MATERIALS PROVIDED.
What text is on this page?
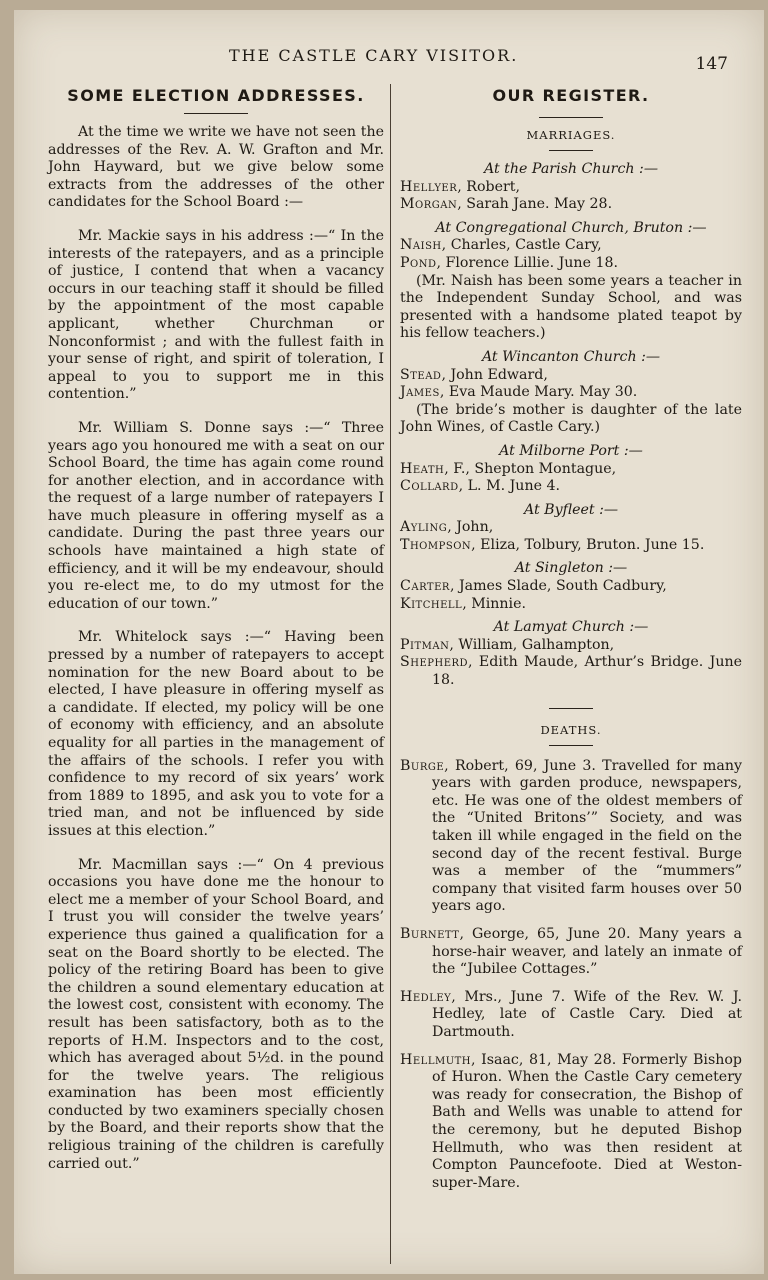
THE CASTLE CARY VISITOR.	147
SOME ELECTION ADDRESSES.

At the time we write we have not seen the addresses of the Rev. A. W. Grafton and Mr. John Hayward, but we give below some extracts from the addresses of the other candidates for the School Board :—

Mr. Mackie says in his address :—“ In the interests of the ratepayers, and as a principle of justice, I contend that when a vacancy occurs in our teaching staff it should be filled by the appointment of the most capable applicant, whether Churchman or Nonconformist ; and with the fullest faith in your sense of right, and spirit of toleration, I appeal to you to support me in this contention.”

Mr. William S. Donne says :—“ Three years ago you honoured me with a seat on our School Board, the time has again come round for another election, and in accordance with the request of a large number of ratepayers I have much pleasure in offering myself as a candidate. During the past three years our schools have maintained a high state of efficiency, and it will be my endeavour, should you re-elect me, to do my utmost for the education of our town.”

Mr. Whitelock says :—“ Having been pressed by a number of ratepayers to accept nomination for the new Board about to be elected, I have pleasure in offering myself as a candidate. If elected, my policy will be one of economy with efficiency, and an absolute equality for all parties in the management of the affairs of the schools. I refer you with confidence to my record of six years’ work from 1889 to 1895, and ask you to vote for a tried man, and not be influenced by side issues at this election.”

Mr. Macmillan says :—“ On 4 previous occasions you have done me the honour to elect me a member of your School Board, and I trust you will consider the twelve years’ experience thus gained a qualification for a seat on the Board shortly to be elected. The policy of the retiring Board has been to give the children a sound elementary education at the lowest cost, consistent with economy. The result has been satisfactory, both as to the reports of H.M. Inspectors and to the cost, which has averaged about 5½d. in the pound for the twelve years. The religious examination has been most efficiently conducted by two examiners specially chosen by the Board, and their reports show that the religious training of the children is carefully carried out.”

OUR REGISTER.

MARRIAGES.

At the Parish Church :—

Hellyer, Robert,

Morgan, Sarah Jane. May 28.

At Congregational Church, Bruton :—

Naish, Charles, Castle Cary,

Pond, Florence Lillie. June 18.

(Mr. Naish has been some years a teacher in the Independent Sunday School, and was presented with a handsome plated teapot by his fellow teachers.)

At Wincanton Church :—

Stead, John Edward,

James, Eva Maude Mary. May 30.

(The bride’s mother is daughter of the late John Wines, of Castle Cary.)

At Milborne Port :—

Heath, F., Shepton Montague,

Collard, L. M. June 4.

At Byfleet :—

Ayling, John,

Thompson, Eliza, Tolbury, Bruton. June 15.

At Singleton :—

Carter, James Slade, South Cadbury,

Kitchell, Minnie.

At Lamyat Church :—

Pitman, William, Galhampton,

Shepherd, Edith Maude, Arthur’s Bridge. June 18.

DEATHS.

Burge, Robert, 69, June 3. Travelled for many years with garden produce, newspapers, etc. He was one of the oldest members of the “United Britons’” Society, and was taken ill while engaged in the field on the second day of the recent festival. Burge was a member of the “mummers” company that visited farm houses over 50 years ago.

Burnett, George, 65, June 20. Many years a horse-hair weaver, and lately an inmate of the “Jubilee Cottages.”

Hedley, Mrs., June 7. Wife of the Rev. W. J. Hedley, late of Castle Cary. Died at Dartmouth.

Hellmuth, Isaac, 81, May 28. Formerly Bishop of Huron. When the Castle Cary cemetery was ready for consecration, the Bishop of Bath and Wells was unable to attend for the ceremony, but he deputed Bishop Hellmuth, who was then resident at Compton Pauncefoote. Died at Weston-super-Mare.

TASK INSTRUCTIONS.
Check the records above line by line and tally those holding the string "elected". Answer with the number only.

OUTPUT OF THE TASK.
2